*Work to do*. In the listing below, count the lines containing the string "BIOS" and state only the number.

Recorded data
▼

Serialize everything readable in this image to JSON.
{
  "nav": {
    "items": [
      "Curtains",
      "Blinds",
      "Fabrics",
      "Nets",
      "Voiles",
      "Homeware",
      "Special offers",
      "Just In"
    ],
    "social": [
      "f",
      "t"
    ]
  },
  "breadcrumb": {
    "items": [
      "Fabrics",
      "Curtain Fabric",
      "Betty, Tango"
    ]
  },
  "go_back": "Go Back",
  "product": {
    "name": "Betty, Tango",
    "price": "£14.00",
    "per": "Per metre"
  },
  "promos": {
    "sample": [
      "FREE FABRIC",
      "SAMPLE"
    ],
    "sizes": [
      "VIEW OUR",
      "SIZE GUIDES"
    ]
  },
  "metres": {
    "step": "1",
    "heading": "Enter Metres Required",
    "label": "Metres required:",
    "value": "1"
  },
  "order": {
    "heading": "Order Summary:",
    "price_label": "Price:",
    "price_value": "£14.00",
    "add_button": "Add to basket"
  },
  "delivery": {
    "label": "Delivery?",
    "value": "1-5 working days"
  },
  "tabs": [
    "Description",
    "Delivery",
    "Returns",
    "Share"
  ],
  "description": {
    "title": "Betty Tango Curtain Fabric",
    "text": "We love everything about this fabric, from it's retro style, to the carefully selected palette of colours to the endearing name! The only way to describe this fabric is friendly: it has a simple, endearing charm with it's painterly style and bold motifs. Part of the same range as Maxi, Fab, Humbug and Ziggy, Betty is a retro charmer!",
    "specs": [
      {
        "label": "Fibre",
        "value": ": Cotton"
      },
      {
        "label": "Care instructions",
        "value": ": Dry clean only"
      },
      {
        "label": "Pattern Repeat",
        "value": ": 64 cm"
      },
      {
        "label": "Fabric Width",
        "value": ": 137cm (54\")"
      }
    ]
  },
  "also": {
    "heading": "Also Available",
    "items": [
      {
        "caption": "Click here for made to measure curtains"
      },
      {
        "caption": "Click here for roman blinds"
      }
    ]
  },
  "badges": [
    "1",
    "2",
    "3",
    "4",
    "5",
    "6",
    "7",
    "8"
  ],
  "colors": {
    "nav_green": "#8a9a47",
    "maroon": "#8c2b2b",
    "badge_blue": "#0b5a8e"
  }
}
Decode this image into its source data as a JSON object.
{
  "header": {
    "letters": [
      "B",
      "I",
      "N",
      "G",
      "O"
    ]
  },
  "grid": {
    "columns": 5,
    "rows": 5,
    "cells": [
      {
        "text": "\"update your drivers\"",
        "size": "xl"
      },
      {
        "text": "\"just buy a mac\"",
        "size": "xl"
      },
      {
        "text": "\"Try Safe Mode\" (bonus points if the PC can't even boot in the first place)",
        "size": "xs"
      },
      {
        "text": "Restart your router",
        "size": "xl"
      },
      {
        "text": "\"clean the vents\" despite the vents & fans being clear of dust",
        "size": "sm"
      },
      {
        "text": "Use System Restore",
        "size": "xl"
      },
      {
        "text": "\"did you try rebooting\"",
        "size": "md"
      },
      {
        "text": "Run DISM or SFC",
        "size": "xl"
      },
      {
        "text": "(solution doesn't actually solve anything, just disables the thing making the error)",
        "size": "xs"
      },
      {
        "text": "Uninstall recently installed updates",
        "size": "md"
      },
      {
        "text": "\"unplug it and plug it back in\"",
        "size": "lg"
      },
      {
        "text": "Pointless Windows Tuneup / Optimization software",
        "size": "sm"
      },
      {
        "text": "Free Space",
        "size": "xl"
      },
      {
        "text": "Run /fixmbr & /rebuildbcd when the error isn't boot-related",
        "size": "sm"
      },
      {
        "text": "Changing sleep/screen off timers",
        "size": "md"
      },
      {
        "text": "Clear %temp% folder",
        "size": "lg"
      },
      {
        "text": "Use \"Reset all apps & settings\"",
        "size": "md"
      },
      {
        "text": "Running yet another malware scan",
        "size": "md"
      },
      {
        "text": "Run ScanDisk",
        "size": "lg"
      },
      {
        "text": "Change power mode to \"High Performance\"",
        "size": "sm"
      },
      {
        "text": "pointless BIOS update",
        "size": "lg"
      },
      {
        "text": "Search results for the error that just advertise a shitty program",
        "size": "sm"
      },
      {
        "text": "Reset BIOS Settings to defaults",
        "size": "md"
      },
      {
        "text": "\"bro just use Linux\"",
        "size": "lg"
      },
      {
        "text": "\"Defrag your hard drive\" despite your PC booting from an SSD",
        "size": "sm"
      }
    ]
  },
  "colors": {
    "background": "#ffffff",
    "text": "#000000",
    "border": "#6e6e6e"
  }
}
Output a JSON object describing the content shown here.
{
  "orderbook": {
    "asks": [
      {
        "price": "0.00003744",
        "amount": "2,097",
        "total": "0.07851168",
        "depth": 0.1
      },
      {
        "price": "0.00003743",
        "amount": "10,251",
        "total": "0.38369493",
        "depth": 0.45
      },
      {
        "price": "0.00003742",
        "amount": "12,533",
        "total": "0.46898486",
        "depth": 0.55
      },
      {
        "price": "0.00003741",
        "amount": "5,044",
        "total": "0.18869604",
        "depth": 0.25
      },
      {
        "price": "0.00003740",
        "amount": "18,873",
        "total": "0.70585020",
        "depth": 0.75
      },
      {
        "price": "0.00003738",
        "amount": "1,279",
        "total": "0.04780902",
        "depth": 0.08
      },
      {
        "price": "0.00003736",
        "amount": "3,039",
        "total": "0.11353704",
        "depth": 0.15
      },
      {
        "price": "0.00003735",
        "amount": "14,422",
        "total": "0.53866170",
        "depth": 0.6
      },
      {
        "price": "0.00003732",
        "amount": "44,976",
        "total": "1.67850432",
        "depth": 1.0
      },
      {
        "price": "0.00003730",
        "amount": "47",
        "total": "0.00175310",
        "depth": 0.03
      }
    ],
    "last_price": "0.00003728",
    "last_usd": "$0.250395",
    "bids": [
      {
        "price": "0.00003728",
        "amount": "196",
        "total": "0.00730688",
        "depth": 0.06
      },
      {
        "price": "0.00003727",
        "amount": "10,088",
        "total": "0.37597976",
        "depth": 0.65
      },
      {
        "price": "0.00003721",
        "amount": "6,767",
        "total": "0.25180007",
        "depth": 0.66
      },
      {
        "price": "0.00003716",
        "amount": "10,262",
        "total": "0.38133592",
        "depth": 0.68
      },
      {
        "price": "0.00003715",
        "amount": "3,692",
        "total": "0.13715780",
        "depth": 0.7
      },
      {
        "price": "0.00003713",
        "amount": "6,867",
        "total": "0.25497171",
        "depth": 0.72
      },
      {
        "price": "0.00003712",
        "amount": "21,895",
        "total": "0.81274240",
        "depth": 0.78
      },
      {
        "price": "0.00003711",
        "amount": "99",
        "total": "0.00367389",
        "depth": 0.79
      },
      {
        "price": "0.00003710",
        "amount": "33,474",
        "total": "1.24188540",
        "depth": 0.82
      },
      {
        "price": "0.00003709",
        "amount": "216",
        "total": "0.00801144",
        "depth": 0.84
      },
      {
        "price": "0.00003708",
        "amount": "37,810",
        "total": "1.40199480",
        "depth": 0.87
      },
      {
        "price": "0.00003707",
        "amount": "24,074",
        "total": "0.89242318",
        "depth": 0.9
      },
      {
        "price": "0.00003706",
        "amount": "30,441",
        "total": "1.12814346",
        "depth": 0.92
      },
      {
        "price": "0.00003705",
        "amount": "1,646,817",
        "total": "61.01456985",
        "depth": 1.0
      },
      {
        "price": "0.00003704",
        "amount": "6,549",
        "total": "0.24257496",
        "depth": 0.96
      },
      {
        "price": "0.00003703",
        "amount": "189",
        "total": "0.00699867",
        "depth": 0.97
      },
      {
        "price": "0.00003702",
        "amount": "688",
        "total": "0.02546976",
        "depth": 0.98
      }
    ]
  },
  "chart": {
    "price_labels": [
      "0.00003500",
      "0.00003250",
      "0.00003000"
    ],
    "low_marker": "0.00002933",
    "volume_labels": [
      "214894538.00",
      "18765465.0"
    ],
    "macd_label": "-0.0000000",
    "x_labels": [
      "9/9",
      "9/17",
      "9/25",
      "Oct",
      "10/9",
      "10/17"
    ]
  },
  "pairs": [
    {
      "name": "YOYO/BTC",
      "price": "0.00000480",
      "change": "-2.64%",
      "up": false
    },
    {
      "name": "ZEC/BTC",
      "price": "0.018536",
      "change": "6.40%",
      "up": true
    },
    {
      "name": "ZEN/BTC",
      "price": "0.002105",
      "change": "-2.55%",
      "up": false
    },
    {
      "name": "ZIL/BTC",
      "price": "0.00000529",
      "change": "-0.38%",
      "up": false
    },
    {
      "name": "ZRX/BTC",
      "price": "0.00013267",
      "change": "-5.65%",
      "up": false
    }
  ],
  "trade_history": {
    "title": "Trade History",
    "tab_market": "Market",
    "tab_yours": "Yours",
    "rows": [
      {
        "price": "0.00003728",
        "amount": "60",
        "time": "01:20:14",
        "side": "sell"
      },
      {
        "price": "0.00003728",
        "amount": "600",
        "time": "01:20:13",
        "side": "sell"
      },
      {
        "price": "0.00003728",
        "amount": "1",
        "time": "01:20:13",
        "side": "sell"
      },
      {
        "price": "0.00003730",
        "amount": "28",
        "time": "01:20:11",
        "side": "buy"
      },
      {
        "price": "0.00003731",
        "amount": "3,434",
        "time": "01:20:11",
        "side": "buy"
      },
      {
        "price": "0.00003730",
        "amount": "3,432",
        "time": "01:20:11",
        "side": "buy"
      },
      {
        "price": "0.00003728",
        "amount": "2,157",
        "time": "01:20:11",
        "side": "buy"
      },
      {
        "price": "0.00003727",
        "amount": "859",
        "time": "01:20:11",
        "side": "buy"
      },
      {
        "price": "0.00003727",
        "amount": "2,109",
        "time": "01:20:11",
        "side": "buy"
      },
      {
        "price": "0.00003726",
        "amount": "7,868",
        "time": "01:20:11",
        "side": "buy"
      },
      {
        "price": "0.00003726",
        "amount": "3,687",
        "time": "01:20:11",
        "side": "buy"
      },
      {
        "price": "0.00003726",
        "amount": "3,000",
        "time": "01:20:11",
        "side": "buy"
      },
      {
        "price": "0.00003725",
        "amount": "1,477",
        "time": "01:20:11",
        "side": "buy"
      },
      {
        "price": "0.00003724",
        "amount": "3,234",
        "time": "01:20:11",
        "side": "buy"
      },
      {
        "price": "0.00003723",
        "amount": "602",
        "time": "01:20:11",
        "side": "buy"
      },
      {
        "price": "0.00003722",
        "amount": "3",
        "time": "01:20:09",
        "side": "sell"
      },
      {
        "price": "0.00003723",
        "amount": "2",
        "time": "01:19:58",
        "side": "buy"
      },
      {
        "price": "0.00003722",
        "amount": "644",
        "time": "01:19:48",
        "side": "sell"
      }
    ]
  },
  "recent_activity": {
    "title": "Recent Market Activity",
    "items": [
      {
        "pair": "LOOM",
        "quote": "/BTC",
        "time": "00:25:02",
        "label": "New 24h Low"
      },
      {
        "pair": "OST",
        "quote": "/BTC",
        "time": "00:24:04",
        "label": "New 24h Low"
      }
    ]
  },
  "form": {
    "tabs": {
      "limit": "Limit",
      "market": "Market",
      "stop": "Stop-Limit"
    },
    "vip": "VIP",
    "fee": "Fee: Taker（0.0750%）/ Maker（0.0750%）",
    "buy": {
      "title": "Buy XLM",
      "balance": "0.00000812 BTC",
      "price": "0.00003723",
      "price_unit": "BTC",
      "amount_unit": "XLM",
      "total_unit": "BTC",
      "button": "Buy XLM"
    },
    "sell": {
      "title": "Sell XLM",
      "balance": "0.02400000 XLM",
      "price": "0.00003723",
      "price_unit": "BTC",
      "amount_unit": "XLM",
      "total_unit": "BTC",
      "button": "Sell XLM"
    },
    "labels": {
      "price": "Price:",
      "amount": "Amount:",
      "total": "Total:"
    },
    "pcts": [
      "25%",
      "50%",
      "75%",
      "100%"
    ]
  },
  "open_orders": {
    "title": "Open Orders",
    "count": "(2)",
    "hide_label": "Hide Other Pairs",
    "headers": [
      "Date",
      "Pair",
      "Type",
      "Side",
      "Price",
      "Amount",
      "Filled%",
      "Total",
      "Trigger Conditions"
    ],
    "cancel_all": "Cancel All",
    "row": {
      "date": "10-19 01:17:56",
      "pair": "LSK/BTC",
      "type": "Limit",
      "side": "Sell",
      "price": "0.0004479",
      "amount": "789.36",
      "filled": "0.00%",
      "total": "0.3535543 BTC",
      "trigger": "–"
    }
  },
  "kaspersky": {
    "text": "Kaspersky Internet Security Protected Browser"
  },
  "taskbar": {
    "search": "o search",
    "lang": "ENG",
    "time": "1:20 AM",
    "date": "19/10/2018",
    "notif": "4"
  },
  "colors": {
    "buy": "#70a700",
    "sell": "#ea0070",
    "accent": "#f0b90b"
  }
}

▲

*Answer for the task*. 2